### Required work
State the number of lines with the string "British" in them, and nothing else.

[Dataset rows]
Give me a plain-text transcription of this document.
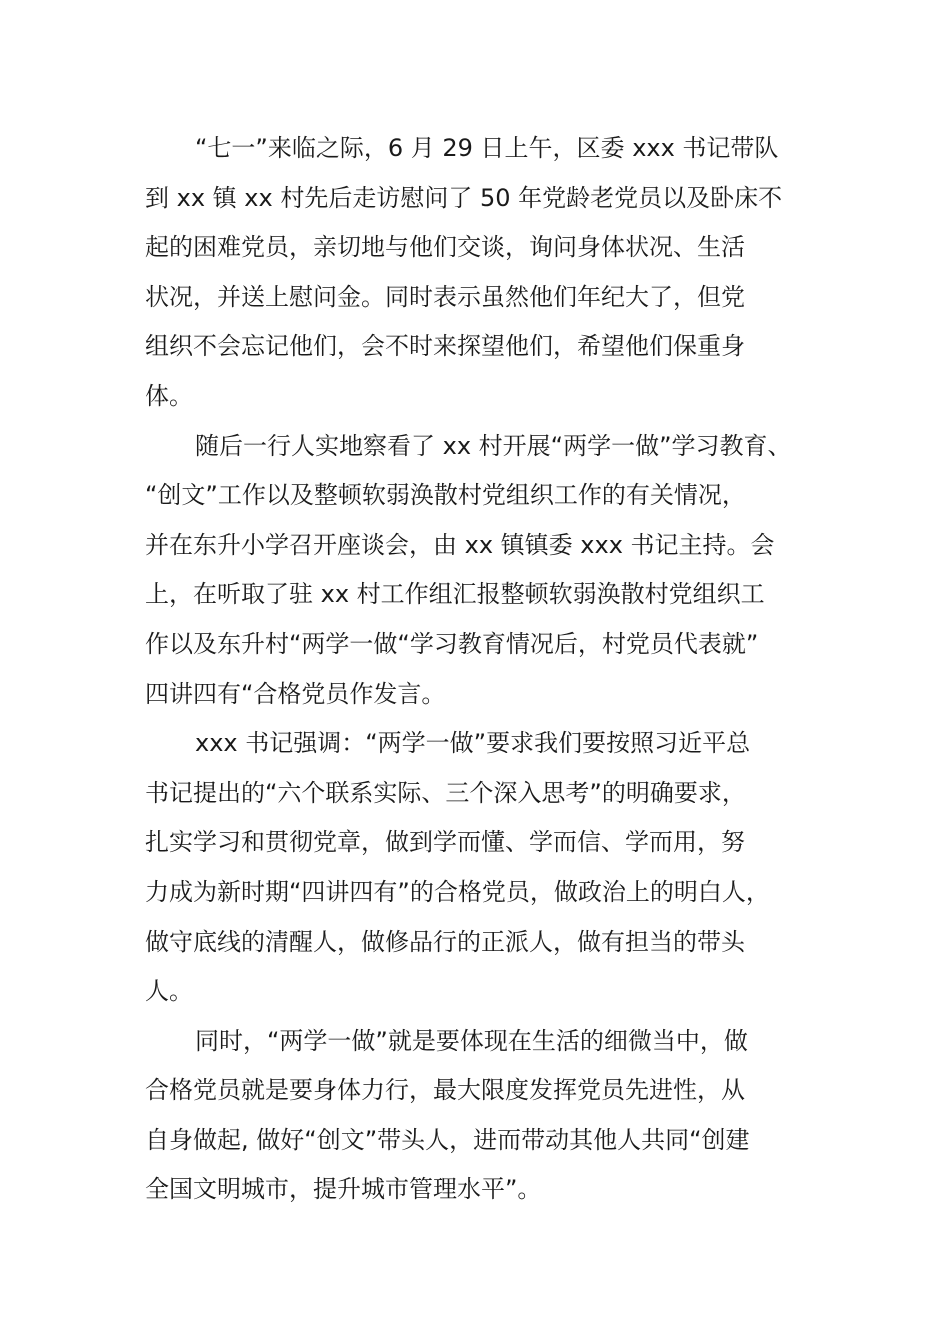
“七一”来临之际，6 月 29 日上午，区委 xxx 书记带队
到 xx 镇 xx 村先后走访慰问了 50 年党龄老党员以及卧床不
起的困难党员，亲切地与他们交谈，询问身体状况、生活
状况，并送上慰问金。同时表示虽然他们年纪大了，但党
组织不会忘记他们，会不时来探望他们，希望他们保重身
体。
随后一行人实地察看了 xx 村开展“两学一做”学习教育、
“创文”工作以及整顿软弱涣散村党组织工作的有关情况，
并在东升小学召开座谈会，由 xx 镇镇委 xxx 书记主持。会
上，在听取了驻 xx 村工作组汇报整顿软弱涣散村党组织工
作以及东升村“两学一做“学习教育情况后，村党员代表就”
四讲四有“合格党员作发言。
xxx 书记强调：“两学一做”要求我们要按照习近平总
书记提出的“六个联系实际、三个深入思考”的明确要求，
扎实学习和贯彻党章，做到学而懂、学而信、学而用，努
力成为新时期“四讲四有”的合格党员，做政治上的明白人，
做守底线的清醒人，做修品行的正派人，做有担当的带头
人。
同时，“两学一做”就是要体现在生活的细微当中，做
合格党员就是要身体力行，最大限度发挥党员先进性，从
自身做起, 做好“创文”带头人，进而带动其他人共同“创建
全国文明城市，提升城市管理水平”。
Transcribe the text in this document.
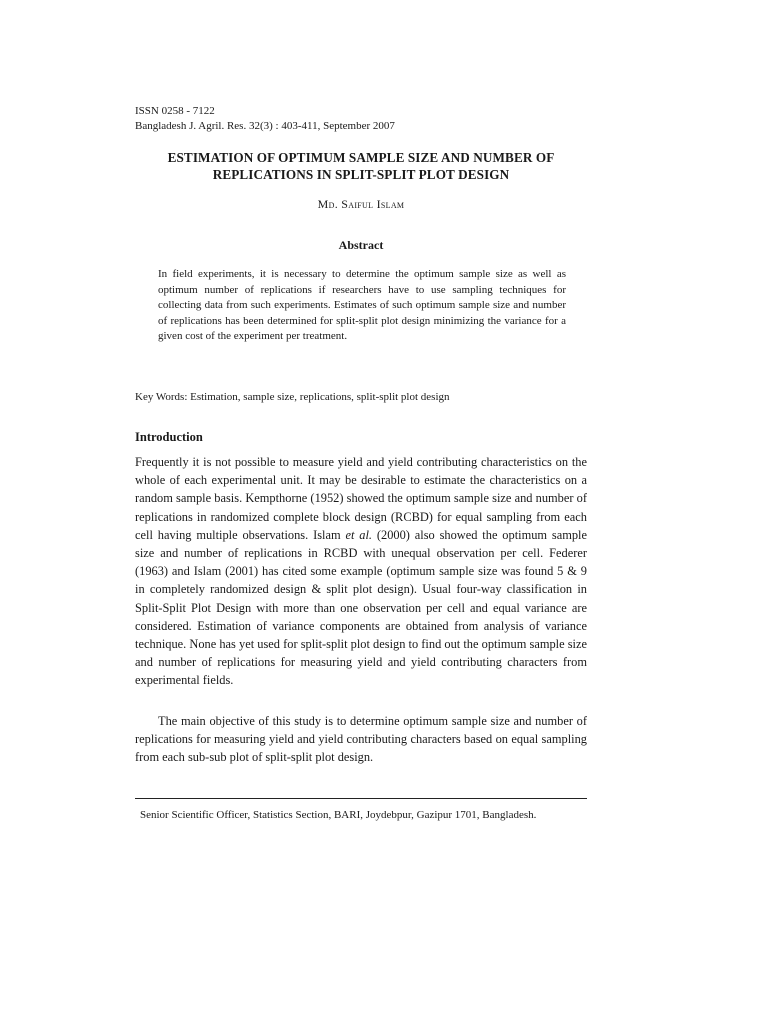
ISSN 0258 - 7122
Bangladesh J. Agril. Res. 32(3) : 403-411, September 2007
ESTIMATION OF OPTIMUM SAMPLE SIZE AND NUMBER OF
REPLICATIONS IN SPLIT-SPLIT PLOT DESIGN
Md. Saiful Islam
Abstract
In field experiments, it is necessary to determine the optimum sample size as well as optimum number of replications if researchers have to use sampling techniques for collecting data from such experiments. Estimates of such optimum sample size and number of replications has been determined for split-split plot design minimizing the variance for a given cost of the experiment per treatment.
Key Words: Estimation, sample size, replications, split-split plot design
Introduction
Frequently it is not possible to measure yield and yield contributing characteristics on the whole of each experimental unit. It may be desirable to estimate the characteristics on a random sample basis. Kempthorne (1952) showed the optimum sample size and number of replications in randomized complete block design (RCBD) for equal sampling from each cell having multiple observations. Islam et al. (2000) also showed the optimum sample size and number of replications in RCBD with unequal observation per cell. Federer (1963) and Islam (2001) has cited some example (optimum sample size was found 5 & 9 in completely randomized design & split plot design). Usual four-way classification in Split-Split Plot Design with more than one observation per cell and equal variance are considered. Estimation of variance components are obtained from analysis of variance technique. None has yet used for split-split plot design to find out the optimum sample size and number of replications for measuring yield and yield contributing characters from experimental fields.
The main objective of this study is to determine optimum sample size and number of replications for measuring yield and yield contributing characters based on equal sampling from each sub-sub plot of split-split plot design.
Senior Scientific Officer, Statistics Section, BARI, Joydebpur, Gazipur 1701, Bangladesh.
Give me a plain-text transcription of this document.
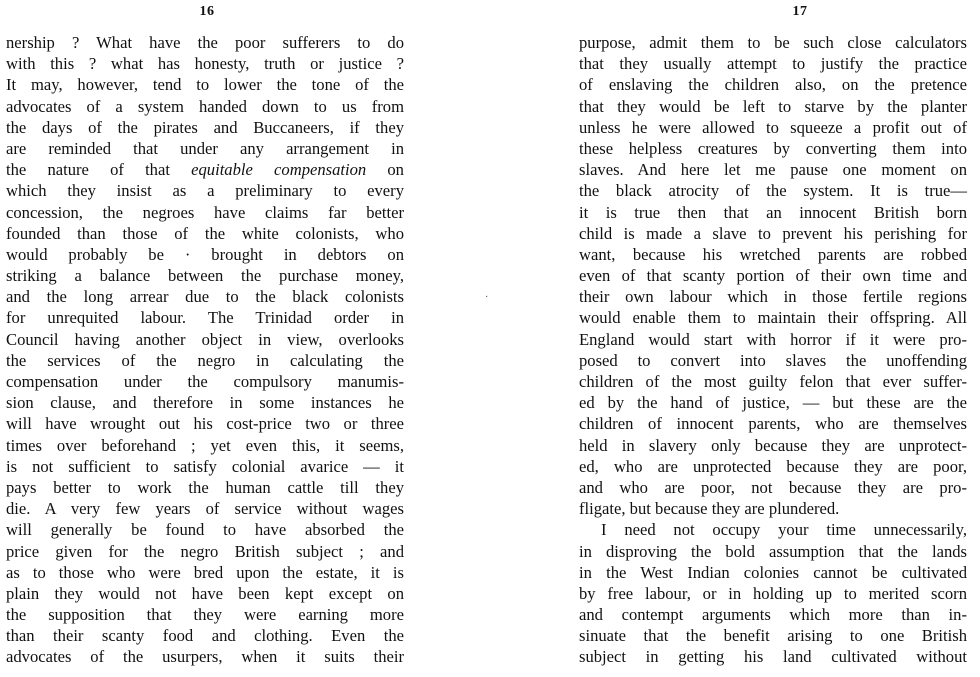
16
nership ? What have the poor sufferers to do
with this ? what has honesty, truth or justice ?
It may, however, tend to lower the tone of the
advocates of a system handed down to us from
the days of the pirates and Buccaneers, if they
are reminded that under any arrangement in
the nature of that equitable compensation on
which they insist as a preliminary to every
concession, the negroes have claims far better
founded than those of the white colonists, who
would probably be · brought in debtors on
striking a balance between the purchase money,
and the long arrear due to the black colonists
for unrequited labour. The Trinidad order in
Council having another object in view, overlooks
the services of the negro in calculating the
compensation under the compulsory manumis-
sion clause, and therefore in some instances he
will have wrought out his cost-price two or three
times over beforehand ; yet even this, it seems,
is not sufficient to satisfy colonial avarice — it
pays better to work the human cattle till they
die. A very few years of service without wages
will generally be found to have absorbed the
price given for the negro British subject ; and
as to those who were bred upon the estate, it is
plain they would not have been kept except on
the supposition that they were earning more
than their scanty food and clothing. Even the
advocates of the usurpers, when it suits their
·
17
purpose, admit them to be such close calculators
that they usually attempt to justify the practice
of enslaving the children also, on the pretence
that they would be left to starve by the planter
unless he were allowed to squeeze a profit out of
these helpless creatures by converting them into
slaves. And here let me pause one moment on
the black atrocity of the system. It is true—
it is true then that an innocent British born
child is made a slave to prevent his perishing for
want, because his wretched parents are robbed
even of that scanty portion of their own time and
their own labour which in those fertile regions
would enable them to maintain their offspring. All
England would start with horror if it were pro-
posed to convert into slaves the unoffending
children of the most guilty felon that ever suffer-
ed by the hand of justice, — but these are the
children of innocent parents, who are themselves
held in slavery only because they are unprotect-
ed, who are unprotected because they are poor,
and who are poor, not because they are pro-
fligate, but because they are plundered.
I need not occupy your time unnecessarily,
in disproving the bold assumption that the lands
in the West Indian colonies cannot be cultivated
by free labour, or in holding up to merited scorn
and contempt arguments which more than in-
sinuate that the benefit arising to one British
subject in getting his land cultivated without
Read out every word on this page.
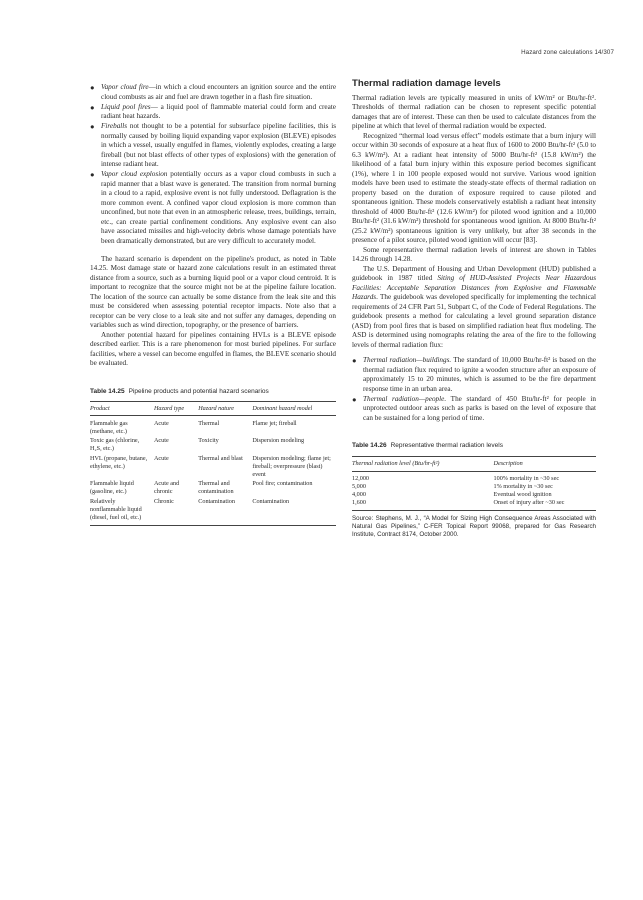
Hazard zone calculations 14/307
● Vapor cloud fire—in which a cloud encounters an ignition source and the entire cloud combusts as air and fuel are drawn together in a flash fire situation.
● Liquid pool fires— a liquid pool of flammable material could form and create radiant heat hazards.
● Fireballs not thought to be a potential for subsurface pipeline facilities, this is normally caused by boiling liquid expanding vapor explosion (BLEVE) episodes in which a vessel, usually engulfed in flames, violently explodes, creating a large fireball (but not blast effects of other types of explosions) with the generation of intense radiant heat.
● Vapor cloud explosion potentially occurs as a vapor cloud combusts in such a rapid manner that a blast wave is generated. The transition from normal burning in a cloud to a rapid, explosive event is not fully understood. Deflagration is the more common event. A confined vapor cloud explosion is more common than unconfined, but note that even in an atmospheric release, trees, buildings, terrain, etc., can create partial confinement conditions. Any explosive event can also have associated missiles and high-velocity debris whose damage potentials have been dramatically demonstrated, but are very difficult to accurately model.

The hazard scenario is dependent on the pipeline's product, as noted in Table 14.25. Most damage state or hazard zone calculations result in an estimated threat distance from a source, such as a burning liquid pool or a vapor cloud centroid. It is important to recognize that the source might not be at the pipeline failure location. The location of the source can actually be some distance from the leak site and this must be considered when assessing potential receptor impacts. Note also that a receptor can be very close to a leak site and not suffer any damages, depending on variables such as wind direction, topography, or the presence of barriers.

Another potential hazard for pipelines containing HVLs is a BLEVE episode described earlier. This is a rare phenomenon for most buried pipelines. For surface facilities, where a vessel can become engulfed in flames, the BLEVE scenario should be evaluated.

Table 14.25 Pipeline products and potential hazard scenarios
Product	Hazard type	Hazard nature	Dominant hazard model
Flammable gas (methane, etc.)	Acute	Thermal	Flame jet; fireball
Toxic gas (chlorine, H₂S, etc.)	Acute	Toxicity	Dispersion modeling
HVL (propane, butane, ethylene, etc.)	Acute	Thermal and blast	Dispersion modeling; flame jet; fireball; overpressure (blast) event
Flammable liquid (gasoline, etc.)	Acute and chronic	Thermal and contamination	Pool fire; contamination
Relatively nonflammable liquid (diesel, fuel oil, etc.)	Chronic	Contamination	Contamination
Thermal radiation damage levels

Thermal radiation levels are typically measured in units of kW/m² or Btu/hr-ft². Thresholds of thermal radiation can be chosen to represent specific potential damages that are of interest. These can then be used to calculate distances from the pipeline at which that level of thermal radiation would be expected.

Recognized “thermal load versus effect” models estimate that a burn injury will occur within 30 seconds of exposure at a heat flux of 1600 to 2000 Btu/hr-ft² (5.0 to 6.3 kW/m²). At a radiant heat intensity of 5000 Btu/hr-ft² (15.8 kW/m²) the likelihood of a fatal burn injury within this exposure period becomes significant (1%), where 1 in 100 people exposed would not survive. Various wood ignition models have been used to estimate the steady-state effects of thermal radiation on property based on the duration of exposure required to cause piloted and spontaneous ignition. These models conservatively establish a radiant heat intensity threshold of 4000 Btu/hr-ft² (12.6 kW/m²) for piloted wood ignition and a 10,000 Btu/hr-ft² (31.6 kW/m²) threshold for spontaneous wood ignition. At 8000 Btu/hr-ft² (25.2 kW/m²) spontaneous ignition is very unlikely, but after 38 seconds in the presence of a pilot source, piloted wood ignition will occur [83].

Some representative thermal radiation levels of interest are shown in Tables 14.26 through 14.28.

The U.S. Department of Housing and Urban Development (HUD) published a guidebook in 1987 titled Siting of HUD-Assisted Projects Near Hazardous Facilities: Acceptable Separation Distances from Explosive and Flammable Hazards. The guidebook was developed specifically for implementing the technical requirements of 24 CFR Part 51, Subpart C, of the Code of Federal Regulations. The guidebook presents a method for calculating a level ground separation distance (ASD) from pool fires that is based on simplified radiation heat flux modeling. The ASD is determined using nomographs relating the area of the fire to the following levels of thermal radiation flux:

● Thermal radiation—buildings. The standard of 10,000 Btu/hr-ft² is based on the thermal radiation flux required to ignite a wooden structure after an exposure of approximately 15 to 20 minutes, which is assumed to be the fire department response time in an urban area.
● Thermal radiation—people. The standard of 450 Btu/hr-ft² for people in unprotected outdoor areas such as parks is based on the level of exposure that can be sustained for a long period of time.
Table 14.26 Representative thermal radiation levels
Thermal radiation level (Btu/hr-ft²)	Description
12,000	100% mortality in ~30 sec
5,000	1% mortality in ~30 sec
4,000	Eventual wood ignition
1,600	Onset of injury after ~30 sec
Source: Stephens, M. J., “A Model for Sizing High Consequence Areas Associated with Natural Gas Pipelines,” C-FER Topical Report 99068, prepared for Gas Research Institute, Contract 8174, October 2000.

### Written reply
3